[START OF The data]
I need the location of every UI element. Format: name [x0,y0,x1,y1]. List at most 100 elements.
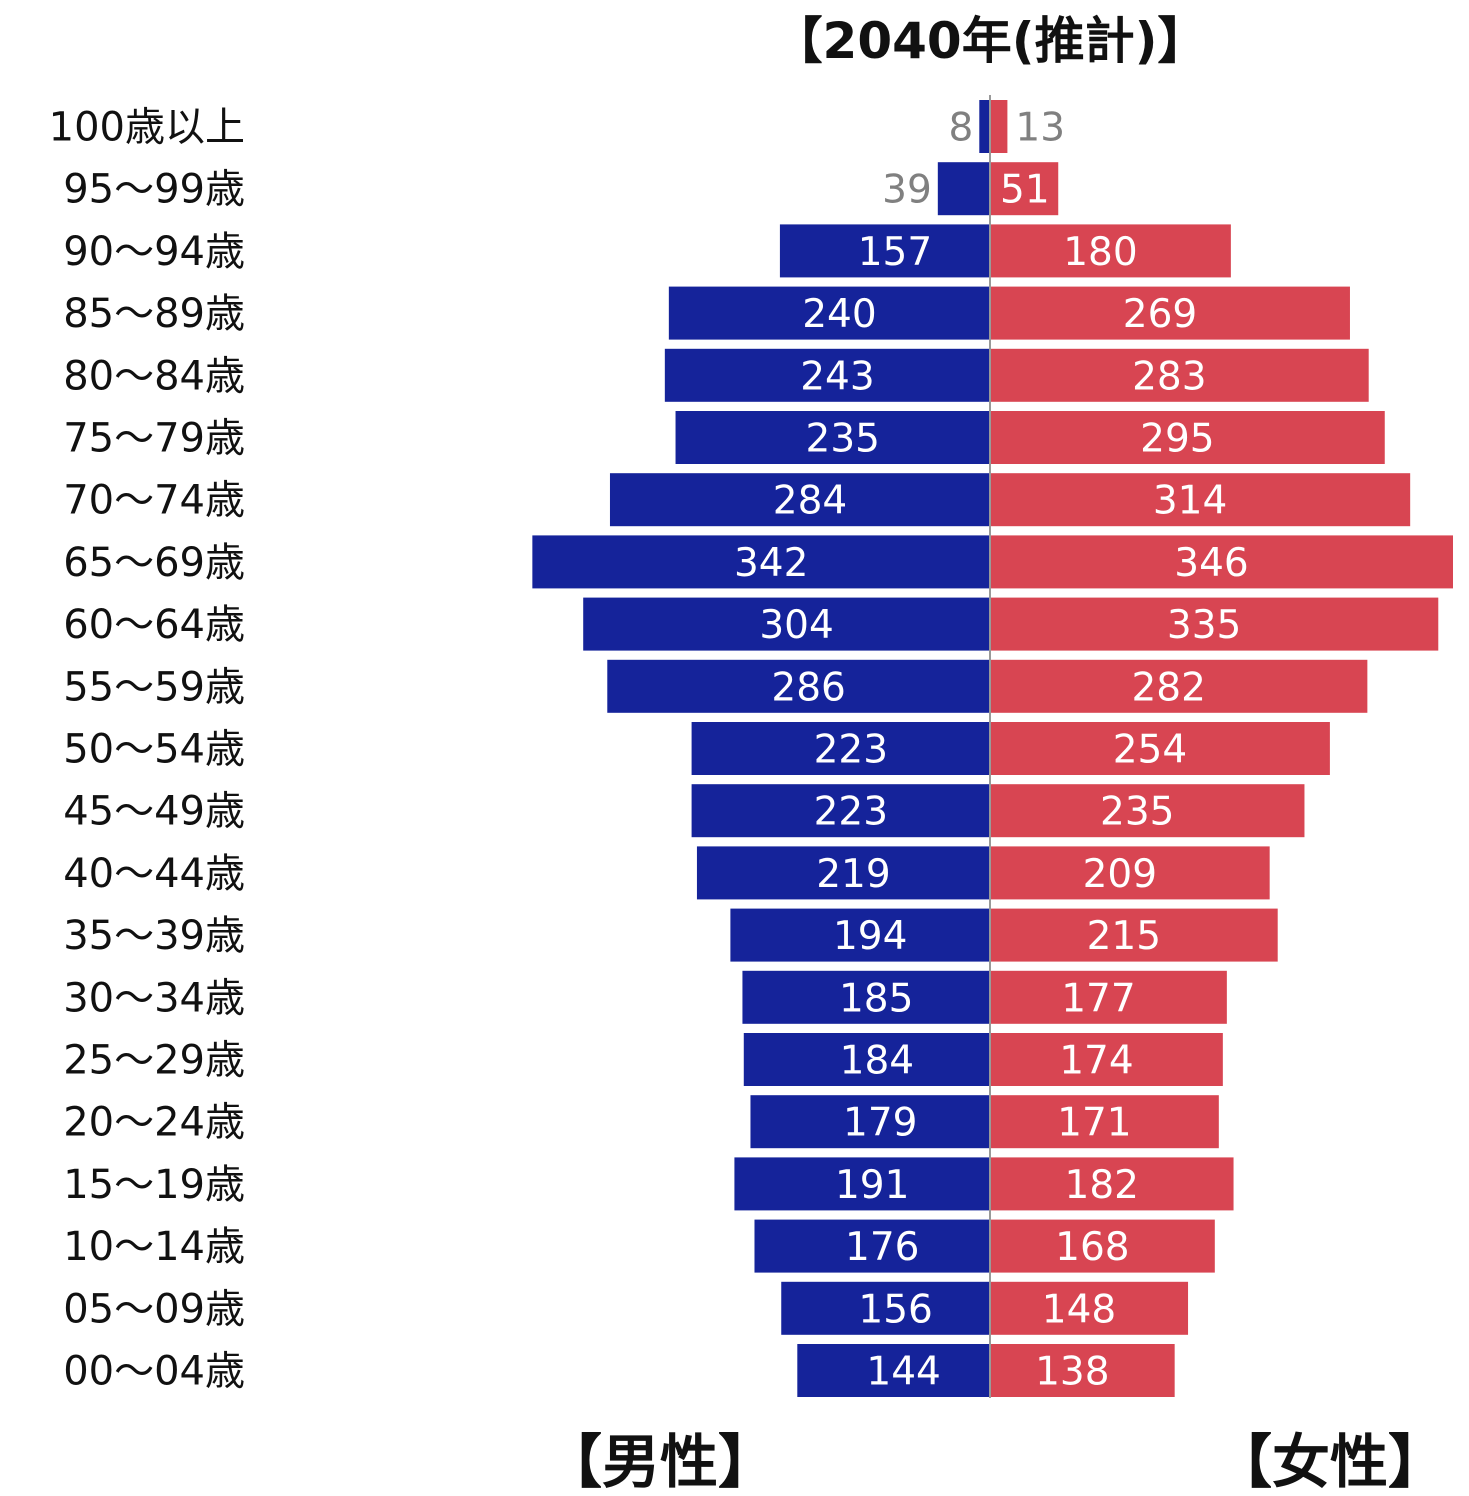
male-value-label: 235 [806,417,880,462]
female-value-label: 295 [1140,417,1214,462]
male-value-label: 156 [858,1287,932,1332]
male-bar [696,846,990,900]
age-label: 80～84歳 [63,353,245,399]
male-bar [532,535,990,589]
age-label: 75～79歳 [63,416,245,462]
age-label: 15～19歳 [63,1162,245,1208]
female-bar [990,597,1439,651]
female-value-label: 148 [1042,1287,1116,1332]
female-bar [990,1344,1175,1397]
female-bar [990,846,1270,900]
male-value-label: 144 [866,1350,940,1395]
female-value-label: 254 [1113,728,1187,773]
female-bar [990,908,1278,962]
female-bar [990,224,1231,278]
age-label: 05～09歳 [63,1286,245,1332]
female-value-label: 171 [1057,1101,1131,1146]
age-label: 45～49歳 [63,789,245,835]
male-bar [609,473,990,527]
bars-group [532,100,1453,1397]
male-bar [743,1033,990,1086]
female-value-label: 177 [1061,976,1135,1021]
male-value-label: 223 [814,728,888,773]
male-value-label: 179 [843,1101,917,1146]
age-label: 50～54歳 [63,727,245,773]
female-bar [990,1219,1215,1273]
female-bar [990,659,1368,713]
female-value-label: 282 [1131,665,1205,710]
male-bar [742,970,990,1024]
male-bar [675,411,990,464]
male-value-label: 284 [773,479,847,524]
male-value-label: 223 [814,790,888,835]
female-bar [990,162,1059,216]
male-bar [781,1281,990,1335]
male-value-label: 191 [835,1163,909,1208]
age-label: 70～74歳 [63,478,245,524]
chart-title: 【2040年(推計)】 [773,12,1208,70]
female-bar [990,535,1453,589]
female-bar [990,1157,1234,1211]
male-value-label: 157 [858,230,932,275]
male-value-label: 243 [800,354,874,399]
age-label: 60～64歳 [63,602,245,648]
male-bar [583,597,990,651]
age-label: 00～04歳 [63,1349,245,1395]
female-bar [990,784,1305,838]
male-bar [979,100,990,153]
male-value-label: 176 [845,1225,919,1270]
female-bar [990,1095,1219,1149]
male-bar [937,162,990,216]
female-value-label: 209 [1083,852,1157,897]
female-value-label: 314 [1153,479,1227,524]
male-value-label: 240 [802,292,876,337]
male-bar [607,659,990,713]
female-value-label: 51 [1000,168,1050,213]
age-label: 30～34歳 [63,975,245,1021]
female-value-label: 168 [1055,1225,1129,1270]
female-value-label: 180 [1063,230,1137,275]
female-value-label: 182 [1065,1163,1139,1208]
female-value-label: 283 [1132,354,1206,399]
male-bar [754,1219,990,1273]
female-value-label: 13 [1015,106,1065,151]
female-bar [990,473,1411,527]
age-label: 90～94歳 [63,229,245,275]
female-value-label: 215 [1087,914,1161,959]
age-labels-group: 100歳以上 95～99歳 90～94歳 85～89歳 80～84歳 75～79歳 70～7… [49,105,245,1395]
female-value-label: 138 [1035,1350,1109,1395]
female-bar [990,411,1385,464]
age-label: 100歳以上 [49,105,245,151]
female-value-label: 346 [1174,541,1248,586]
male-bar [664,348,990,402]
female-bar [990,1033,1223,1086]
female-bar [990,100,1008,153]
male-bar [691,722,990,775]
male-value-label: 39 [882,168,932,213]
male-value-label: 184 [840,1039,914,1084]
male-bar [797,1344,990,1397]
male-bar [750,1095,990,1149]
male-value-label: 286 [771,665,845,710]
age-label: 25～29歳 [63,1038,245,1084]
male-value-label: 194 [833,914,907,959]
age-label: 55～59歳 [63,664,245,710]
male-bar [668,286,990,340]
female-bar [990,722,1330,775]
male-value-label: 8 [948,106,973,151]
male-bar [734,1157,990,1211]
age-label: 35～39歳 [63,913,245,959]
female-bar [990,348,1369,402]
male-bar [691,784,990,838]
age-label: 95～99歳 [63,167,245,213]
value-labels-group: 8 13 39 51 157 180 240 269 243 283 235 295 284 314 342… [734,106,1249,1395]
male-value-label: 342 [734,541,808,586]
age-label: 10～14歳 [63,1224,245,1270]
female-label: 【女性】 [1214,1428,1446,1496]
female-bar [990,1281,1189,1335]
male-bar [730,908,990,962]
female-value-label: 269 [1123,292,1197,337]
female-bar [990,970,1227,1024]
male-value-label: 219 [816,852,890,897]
[END OF The data]
→ Set exercise:
Gather every line of the entries above that contains the string "labels", and copy each one. Matching is case-sensitive.

→ Answer to the problem:
age-labels-group: 100歳以上 95～99歳 90～94歳 85～89歳 80～84歳 75～79歳 70～7… [49,105,245,1395]
value-labels-group: 8 13 39 51 157 180 240 269 243 283 235 295 284 314 342… [734,106,1249,1395]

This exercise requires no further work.